• _The task_
Every record here should be printed again exactly.

◆ ◆ ◆ ◆ ◆ ◆ ◆

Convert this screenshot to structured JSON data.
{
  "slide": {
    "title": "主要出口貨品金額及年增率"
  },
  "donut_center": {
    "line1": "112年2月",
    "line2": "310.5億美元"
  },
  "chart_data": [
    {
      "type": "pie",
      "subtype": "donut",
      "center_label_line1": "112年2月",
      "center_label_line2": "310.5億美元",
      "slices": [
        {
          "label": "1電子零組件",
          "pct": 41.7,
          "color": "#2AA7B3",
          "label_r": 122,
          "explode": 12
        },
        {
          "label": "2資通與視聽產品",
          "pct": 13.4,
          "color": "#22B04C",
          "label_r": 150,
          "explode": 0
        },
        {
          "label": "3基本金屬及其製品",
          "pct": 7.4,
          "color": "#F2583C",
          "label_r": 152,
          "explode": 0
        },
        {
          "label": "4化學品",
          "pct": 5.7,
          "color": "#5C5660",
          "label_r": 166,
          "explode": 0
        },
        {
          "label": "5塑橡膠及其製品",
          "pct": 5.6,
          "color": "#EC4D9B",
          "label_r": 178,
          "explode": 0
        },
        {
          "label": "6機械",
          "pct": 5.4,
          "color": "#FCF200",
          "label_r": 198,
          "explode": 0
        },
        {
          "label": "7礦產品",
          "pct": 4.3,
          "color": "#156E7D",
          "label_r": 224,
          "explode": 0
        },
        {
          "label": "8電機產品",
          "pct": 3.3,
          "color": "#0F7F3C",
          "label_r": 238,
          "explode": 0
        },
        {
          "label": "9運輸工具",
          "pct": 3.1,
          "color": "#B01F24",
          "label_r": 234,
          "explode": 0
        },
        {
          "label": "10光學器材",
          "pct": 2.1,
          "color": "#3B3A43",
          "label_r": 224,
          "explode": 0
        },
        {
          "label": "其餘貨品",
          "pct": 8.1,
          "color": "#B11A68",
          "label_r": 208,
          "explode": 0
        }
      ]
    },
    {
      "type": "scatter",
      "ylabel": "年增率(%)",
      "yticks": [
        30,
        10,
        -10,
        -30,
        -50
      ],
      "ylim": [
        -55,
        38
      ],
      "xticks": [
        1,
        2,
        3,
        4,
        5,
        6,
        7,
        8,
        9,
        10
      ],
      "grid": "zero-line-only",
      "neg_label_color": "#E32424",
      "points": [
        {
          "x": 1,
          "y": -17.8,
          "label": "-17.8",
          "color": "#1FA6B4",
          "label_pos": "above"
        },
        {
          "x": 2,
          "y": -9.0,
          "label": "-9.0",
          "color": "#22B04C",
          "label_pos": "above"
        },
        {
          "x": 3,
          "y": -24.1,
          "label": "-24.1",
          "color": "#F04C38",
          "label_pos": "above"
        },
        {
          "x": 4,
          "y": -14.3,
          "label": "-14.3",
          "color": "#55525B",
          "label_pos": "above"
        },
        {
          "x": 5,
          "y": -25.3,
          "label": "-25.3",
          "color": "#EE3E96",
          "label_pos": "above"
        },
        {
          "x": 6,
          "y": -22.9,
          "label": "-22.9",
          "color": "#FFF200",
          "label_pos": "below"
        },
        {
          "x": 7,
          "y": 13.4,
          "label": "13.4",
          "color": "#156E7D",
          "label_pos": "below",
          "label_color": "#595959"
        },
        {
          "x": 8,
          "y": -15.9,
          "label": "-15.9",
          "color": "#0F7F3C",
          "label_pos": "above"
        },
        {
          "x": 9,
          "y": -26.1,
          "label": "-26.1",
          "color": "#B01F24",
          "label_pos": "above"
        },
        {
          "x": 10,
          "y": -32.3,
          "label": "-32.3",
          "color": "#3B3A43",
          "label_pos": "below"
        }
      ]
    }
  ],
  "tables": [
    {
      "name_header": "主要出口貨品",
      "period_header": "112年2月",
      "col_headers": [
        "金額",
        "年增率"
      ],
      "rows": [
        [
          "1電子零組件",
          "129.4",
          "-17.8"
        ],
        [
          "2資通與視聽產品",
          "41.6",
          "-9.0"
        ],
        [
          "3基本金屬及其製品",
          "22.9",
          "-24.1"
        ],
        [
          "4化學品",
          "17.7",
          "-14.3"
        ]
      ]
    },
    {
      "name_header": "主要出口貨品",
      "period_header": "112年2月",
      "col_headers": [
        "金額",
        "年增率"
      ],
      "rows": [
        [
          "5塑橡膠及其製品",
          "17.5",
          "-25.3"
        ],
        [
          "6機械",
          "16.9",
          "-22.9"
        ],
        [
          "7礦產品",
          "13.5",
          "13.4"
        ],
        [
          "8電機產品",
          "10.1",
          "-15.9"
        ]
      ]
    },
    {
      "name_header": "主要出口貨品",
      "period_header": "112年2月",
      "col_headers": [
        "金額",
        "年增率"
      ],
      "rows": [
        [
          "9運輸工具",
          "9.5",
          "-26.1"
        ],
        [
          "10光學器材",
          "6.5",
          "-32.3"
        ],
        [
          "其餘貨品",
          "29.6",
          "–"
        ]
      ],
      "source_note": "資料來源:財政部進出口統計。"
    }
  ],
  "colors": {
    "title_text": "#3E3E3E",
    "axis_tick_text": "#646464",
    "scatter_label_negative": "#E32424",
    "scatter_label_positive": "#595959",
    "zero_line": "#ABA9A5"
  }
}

◆ ◆ ◆ ◆ ◆ ◆ ◆

• _Written answer_
Convert this screenshot to structured JSON data.
{
  "slide": {
    "title": "主要出口貨品金額及年增率"
  },
  "donut_center": {
    "line1": "112年2月",
    "line2": "310.5億美元"
  },
  "chart_data": [
    {
      "type": "pie",
      "subtype": "donut",
      "center_label_line1": "112年2月",
      "center_label_line2": "310.5億美元",
      "slices": [
        {
          "label": "1電子零組件",
          "pct": 41.7,
          "color": "#2AA7B3",
          "label_r": 122,
          "explode": 12
        },
        {
          "label": "2資通與視聽產品",
          "pct": 13.4,
          "color": "#22B04C",
          "label_r": 150,
          "explode": 0
        },
        {
          "label": "3基本金屬及其製品",
          "pct": 7.4,
          "color": "#F2583C",
          "label_r": 152,
          "explode": 0
        },
        {
          "label": "4化學品",
          "pct": 5.7,
          "color": "#5C5660",
          "label_r": 166,
          "explode": 0
        },
        {
          "label": "5塑橡膠及其製品",
          "pct": 5.6,
          "color": "#EC4D9B",
          "label_r": 178,
          "explode": 0
        },
        {
          "label": "6機械",
          "pct": 5.4,
          "color": "#FCF200",
          "label_r": 198,
          "explode": 0
        },
        {
          "label": "7礦產品",
          "pct": 4.3,
          "color": "#156E7D",
          "label_r": 224,
          "explode": 0
        },
        {
          "label": "8電機產品",
          "pct": 3.3,
          "color": "#0F7F3C",
          "label_r": 238,
          "explode": 0
        },
        {
          "label": "9運輸工具",
          "pct": 3.1,
          "color": "#B01F24",
          "label_r": 234,
          "explode": 0
        },
        {
          "label": "10光學器材",
          "pct": 2.1,
          "color": "#3B3A43",
          "label_r": 224,
          "explode": 0
        },
        {
          "label": "其餘貨品",
          "pct": 8.1,
          "color": "#B11A68",
          "label_r": 208,
          "explode": 0
        }
      ]
    },
    {
      "type": "scatter",
      "ylabel": "年增率(%)",
      "yticks": [
        30,
        10,
        -10,
        -30,
        -50
      ],
      "ylim": [
        -55,
        38
      ],
      "xticks": [
        1,
        2,
        3,
        4,
        5,
        6,
        7,
        8,
        9,
        10
      ],
      "grid": "zero-line-only",
      "neg_label_color": "#E32424",
      "points": [
        {
          "x": 1,
          "y": -17.8,
          "label": "-17.8",
          "color": "#1FA6B4",
          "label_pos": "above"
        },
        {
          "x": 2,
          "y": -9.0,
          "label": "-9.0",
          "color": "#22B04C",
          "label_pos": "above"
        },
        {
          "x": 3,
          "y": -24.1,
          "label": "-24.1",
          "color": "#F04C38",
          "label_pos": "above"
        },
        {
          "x": 4,
          "y": -14.3,
          "label": "-14.3",
          "color": "#55525B",
          "label_pos": "above"
        },
        {
          "x": 5,
          "y": -25.3,
          "label": "-25.3",
          "color": "#EE3E96",
          "label_pos": "above"
        },
        {
          "x": 6,
          "y": -22.9,
          "label": "-22.9",
          "color": "#FFF200",
          "label_pos": "below"
        },
        {
          "x": 7,
          "y": 13.4,
          "label": "13.4",
          "color": "#156E7D",
          "label_pos": "below",
          "label_color": "#595959"
        },
        {
          "x": 8,
          "y": -15.9,
          "label": "-15.9",
          "color": "#0F7F3C",
          "label_pos": "above"
        },
        {
          "x": 9,
          "y": -26.1,
          "label": "-26.1",
          "color": "#B01F24",
          "label_pos": "above"
        },
        {
          "x": 10,
          "y": -32.3,
          "label": "-32.3",
          "color": "#3B3A43",
          "label_pos": "below"
        }
      ]
    }
  ],
  "tables": [
    {
      "name_header": "主要出口貨品",
      "period_header": "112年2月",
      "col_headers": [
        "金額",
        "年增率"
      ],
      "rows": [
        [
          "1電子零組件",
          "129.4",
          "-17.8"
        ],
        [
          "2資通與視聽產品",
          "41.6",
          "-9.0"
        ],
        [
          "3基本金屬及其製品",
          "22.9",
          "-24.1"
        ],
        [
          "4化學品",
          "17.7",
          "-14.3"
        ]
      ]
    },
    {
      "name_header": "主要出口貨品",
      "period_header": "112年2月",
      "col_headers": [
        "金額",
        "年增率"
      ],
      "rows": [
        [
          "5塑橡膠及其製品",
          "17.5",
          "-25.3"
        ],
        [
          "6機械",
          "16.9",
          "-22.9"
        ],
        [
          "7礦產品",
          "13.5",
          "13.4"
        ],
        [
          "8電機產品",
          "10.1",
          "-15.9"
        ]
      ]
    },
    {
      "name_header": "主要出口貨品",
      "period_header": "112年2月",
      "col_headers": [
        "金額",
        "年增率"
      ],
      "rows": [
        [
          "9運輸工具",
          "9.5",
          "-26.1"
        ],
        [
          "10光學器材",
          "6.5",
          "-32.3"
        ],
        [
          "其餘貨品",
          "29.6",
          "–"
        ]
      ],
      "source_note": "資料來源:財政部進出口統計。"
    }
  ],
  "colors": {
    "title_text": "#3E3E3E",
    "axis_tick_text": "#646464",
    "scatter_label_negative": "#E32424",
    "scatter_label_positive": "#595959",
    "zero_line": "#ABA9A5"
  }
}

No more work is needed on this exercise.